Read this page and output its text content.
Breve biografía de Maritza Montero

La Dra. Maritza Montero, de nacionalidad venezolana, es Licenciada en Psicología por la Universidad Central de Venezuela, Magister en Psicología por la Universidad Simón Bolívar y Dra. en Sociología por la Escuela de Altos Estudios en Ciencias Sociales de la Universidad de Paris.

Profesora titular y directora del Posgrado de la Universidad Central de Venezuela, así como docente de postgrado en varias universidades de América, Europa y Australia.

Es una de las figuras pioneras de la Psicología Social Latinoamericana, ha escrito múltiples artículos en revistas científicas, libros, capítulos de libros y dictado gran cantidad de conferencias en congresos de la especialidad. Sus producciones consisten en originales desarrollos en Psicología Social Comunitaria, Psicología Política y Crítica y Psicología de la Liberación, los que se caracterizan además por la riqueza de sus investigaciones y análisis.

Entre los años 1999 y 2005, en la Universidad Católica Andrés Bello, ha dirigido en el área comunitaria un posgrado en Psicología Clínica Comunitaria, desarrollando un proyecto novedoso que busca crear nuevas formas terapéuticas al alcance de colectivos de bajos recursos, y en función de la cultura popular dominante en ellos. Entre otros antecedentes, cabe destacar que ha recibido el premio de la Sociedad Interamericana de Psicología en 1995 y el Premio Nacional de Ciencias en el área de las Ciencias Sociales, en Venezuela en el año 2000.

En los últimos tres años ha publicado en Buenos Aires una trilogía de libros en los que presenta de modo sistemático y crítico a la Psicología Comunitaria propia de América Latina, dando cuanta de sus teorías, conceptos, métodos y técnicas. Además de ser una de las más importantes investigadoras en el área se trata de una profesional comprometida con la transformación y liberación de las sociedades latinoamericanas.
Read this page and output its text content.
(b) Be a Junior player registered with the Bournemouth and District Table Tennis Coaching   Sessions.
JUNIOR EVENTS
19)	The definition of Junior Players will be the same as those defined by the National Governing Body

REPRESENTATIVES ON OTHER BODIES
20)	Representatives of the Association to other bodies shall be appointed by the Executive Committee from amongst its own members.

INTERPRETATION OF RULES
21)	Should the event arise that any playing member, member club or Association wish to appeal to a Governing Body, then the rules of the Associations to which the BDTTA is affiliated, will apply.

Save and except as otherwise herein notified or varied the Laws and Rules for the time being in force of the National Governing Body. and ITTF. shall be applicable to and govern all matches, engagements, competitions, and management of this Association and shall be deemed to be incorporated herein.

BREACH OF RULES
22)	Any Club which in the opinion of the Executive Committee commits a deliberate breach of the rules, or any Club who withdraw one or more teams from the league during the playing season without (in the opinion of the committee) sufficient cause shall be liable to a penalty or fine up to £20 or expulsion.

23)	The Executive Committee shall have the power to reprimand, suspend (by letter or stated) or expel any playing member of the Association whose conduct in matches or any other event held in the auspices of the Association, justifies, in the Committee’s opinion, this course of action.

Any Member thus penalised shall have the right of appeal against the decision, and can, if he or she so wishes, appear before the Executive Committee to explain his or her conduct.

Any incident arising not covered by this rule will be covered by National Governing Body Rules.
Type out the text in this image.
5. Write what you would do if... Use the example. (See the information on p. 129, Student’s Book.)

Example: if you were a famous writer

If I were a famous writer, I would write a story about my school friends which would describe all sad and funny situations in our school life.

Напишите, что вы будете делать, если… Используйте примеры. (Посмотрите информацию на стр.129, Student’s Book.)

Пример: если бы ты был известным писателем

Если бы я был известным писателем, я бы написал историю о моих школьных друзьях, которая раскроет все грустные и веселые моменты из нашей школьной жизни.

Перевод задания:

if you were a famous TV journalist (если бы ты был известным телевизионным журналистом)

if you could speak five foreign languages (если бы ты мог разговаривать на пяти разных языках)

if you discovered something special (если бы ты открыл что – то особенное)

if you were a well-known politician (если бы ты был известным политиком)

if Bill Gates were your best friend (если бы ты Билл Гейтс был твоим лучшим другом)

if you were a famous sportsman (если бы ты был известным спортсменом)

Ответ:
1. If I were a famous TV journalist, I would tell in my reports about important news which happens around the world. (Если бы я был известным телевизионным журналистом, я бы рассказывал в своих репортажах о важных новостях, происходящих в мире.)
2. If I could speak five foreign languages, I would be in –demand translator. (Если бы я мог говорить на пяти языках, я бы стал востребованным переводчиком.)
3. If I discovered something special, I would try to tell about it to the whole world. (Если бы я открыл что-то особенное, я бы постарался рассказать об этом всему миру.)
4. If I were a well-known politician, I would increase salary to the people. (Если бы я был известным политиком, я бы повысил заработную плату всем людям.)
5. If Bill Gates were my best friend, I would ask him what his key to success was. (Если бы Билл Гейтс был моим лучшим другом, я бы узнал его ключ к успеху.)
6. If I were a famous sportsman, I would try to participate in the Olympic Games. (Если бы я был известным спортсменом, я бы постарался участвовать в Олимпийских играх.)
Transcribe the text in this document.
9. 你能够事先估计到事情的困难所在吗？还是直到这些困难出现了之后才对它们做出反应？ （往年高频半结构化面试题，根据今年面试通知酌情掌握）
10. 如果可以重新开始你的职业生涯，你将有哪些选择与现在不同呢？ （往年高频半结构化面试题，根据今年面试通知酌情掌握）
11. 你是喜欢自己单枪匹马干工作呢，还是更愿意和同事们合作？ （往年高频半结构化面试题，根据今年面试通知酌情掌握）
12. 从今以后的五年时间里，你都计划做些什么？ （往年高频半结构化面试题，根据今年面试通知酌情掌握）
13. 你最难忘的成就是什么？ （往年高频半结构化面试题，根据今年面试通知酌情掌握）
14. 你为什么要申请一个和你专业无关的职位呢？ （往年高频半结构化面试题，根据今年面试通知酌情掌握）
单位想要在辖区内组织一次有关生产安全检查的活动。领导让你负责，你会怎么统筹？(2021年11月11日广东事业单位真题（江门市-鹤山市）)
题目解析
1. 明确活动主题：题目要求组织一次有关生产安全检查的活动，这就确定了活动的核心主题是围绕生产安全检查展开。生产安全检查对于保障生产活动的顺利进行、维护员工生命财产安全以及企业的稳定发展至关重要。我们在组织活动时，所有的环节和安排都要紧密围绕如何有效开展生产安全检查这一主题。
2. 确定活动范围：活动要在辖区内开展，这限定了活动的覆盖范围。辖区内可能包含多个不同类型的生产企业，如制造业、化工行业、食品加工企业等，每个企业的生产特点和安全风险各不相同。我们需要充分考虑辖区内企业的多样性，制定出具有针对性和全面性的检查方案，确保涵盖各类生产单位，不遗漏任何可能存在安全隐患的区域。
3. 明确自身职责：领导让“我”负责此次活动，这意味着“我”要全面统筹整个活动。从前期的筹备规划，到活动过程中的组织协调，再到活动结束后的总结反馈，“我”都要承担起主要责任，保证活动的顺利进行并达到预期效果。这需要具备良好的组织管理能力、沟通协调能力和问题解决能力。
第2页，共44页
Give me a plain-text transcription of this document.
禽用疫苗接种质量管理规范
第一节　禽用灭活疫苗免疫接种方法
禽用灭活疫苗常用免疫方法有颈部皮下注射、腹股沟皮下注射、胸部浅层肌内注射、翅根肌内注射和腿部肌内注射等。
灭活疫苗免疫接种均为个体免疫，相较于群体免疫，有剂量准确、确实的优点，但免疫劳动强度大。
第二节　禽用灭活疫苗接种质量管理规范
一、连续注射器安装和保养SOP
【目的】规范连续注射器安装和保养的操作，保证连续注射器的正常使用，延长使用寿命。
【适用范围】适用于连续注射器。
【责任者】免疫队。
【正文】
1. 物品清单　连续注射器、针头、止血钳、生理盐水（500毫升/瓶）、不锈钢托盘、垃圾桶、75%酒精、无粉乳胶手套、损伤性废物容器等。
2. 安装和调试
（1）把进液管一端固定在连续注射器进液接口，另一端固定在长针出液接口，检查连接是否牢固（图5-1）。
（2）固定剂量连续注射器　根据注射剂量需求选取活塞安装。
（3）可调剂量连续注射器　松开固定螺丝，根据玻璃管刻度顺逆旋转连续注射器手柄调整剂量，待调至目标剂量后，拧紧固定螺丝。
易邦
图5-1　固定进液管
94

### Directive
Only lines with the string "постарался" belong in your answer; copy each one.

### Answer for this exercise
3. If I discovered something special, I would try to tell about it to the whole world. (Если бы я открыл что-то особенное, я бы постарался рассказать об этом всему миру.)
6. If I were a famous sportsman, I would try to participate in the Olympic Games. (Если бы я был известным спортсменом, я бы постарался участвовать в Олимпийских играх.)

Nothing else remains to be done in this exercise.